* **What the exercise asks**
Look through the records below, and copy out every line that holds the string "color".

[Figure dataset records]
— begin —

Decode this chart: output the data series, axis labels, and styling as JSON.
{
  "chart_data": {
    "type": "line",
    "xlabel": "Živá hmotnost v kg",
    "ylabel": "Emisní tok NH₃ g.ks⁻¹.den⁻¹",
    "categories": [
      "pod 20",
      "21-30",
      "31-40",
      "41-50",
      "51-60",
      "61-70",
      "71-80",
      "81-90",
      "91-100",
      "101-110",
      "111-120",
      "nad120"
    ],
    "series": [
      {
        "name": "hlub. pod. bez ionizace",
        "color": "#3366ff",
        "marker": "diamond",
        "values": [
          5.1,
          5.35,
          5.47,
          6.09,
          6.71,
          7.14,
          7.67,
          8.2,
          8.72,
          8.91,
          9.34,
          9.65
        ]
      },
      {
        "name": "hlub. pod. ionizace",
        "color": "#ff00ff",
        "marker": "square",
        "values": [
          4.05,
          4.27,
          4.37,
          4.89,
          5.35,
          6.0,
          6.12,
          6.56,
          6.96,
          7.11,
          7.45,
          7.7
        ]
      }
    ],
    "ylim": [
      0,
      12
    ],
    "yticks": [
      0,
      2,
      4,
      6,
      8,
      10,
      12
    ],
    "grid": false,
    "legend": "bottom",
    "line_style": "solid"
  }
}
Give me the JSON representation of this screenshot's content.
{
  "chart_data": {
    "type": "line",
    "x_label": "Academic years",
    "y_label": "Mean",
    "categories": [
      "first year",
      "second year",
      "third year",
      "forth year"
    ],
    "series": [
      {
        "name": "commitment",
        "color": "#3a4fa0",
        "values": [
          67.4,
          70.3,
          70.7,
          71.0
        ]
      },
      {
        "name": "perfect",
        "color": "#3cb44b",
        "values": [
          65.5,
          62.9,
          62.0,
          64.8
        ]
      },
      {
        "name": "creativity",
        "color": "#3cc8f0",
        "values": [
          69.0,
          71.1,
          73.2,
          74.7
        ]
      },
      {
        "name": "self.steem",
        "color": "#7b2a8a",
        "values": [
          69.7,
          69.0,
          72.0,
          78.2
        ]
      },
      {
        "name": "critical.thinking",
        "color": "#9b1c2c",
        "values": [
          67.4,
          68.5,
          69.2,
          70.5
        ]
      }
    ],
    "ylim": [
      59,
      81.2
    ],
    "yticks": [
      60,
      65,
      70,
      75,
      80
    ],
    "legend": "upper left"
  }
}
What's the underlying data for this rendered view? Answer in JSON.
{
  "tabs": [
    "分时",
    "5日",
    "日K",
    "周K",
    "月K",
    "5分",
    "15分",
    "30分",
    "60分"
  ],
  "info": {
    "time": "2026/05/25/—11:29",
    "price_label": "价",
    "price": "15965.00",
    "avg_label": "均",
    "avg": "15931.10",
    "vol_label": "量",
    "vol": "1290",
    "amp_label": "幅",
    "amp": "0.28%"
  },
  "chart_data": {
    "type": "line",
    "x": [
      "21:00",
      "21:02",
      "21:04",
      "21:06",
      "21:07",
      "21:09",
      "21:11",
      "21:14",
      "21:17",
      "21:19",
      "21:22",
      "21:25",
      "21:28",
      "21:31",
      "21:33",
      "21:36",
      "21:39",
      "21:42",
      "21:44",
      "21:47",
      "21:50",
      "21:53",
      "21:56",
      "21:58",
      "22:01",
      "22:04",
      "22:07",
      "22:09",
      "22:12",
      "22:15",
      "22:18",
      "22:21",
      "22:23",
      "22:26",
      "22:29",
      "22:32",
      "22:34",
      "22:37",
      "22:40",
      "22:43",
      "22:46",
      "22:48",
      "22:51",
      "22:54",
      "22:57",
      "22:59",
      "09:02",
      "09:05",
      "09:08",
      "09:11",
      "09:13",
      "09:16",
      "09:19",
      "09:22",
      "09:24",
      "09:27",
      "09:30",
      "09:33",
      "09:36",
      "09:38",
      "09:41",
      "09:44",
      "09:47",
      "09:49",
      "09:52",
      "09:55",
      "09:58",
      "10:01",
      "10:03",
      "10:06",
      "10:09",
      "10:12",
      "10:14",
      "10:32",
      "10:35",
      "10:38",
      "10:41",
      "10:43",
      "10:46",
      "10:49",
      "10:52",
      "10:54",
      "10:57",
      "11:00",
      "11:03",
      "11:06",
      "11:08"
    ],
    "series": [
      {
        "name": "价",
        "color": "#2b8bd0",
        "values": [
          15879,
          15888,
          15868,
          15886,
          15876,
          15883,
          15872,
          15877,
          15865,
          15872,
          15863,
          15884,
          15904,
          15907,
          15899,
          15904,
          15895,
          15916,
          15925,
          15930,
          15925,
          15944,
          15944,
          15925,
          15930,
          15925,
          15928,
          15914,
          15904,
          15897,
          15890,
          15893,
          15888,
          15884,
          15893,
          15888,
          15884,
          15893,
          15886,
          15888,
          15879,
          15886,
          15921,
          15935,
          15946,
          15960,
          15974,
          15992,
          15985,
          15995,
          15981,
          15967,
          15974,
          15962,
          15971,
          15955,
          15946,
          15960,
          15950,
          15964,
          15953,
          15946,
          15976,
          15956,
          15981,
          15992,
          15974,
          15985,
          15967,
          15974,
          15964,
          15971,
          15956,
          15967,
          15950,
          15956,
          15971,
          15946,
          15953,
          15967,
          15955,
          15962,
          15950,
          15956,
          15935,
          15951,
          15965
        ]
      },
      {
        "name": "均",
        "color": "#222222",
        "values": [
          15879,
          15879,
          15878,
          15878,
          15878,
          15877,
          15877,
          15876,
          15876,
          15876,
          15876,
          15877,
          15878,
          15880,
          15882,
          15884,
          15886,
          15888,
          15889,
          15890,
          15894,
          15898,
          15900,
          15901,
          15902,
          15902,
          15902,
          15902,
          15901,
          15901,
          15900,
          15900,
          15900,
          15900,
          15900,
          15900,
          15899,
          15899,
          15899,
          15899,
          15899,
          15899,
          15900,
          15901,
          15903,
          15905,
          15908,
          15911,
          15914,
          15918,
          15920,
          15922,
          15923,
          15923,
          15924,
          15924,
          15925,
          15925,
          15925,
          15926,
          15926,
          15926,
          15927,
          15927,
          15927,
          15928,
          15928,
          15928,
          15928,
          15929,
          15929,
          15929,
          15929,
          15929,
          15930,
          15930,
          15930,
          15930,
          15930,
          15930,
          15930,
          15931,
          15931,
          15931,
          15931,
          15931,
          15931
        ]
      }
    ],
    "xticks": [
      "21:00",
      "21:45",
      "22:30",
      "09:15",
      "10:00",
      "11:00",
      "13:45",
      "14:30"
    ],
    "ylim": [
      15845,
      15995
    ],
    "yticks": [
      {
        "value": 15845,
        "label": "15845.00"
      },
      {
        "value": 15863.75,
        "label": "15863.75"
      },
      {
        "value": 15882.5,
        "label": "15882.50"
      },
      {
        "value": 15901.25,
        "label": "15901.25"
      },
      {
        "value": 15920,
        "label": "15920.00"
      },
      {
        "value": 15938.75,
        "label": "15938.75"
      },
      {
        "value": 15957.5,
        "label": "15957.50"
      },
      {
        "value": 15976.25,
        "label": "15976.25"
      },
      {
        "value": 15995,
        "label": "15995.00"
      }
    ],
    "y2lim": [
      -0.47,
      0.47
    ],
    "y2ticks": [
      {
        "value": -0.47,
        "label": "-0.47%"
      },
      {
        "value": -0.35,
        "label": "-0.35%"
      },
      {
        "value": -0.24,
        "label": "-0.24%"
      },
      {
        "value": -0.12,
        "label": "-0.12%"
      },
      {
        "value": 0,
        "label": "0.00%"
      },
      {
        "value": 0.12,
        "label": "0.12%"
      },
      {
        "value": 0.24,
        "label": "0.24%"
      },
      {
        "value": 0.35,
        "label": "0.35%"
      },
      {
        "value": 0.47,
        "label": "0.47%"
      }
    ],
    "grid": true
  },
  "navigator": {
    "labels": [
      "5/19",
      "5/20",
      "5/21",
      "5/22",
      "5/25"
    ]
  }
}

— end —

* **Task result**
        "color": "#3366ff",
        "color": "#ff00ff",
        "color": "#3a4fa0",
        "color": "#3cb44b",
        "color": "#3cc8f0",
        "color": "#7b2a8a",
        "color": "#9b1c2c",
        "color": "#2b8bd0",
        "color": "#222222",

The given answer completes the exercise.